> WHAT TO PRODUCE
Please list all lines of the material below in which the string "cambiamenti" occurs.
Start of DATA EXTRACT
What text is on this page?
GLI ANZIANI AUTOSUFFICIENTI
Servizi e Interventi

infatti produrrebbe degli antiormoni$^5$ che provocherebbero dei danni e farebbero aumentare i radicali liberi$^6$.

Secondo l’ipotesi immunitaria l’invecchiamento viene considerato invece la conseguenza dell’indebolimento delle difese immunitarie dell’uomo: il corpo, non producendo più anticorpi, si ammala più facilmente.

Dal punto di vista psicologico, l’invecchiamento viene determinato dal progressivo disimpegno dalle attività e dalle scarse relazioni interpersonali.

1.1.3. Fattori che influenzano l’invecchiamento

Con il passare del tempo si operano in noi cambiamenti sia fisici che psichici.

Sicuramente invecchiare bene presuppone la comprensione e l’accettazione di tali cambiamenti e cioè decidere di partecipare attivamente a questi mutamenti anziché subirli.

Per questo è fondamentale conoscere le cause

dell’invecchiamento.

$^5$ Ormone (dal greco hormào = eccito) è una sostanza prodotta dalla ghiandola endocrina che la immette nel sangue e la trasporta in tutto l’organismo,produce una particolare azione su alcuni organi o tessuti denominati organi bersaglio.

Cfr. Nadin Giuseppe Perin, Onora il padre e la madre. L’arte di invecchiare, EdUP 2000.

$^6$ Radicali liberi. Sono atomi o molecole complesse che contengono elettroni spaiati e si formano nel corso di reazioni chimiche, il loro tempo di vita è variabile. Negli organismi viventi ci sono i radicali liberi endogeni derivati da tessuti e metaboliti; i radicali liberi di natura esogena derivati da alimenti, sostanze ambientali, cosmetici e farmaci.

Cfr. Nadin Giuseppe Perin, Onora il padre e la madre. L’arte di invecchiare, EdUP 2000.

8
End of DATA EXTRACT
> COMPLETED TASK
Con il passare del tempo si operano in noi cambiamenti sia fisici che psichici.
Sicuramente invecchiare bene presuppone la comprensione e l’accettazione di tali cambiamenti e cioè decidere di partecipare attivamente a questi mutamenti anziché subirli.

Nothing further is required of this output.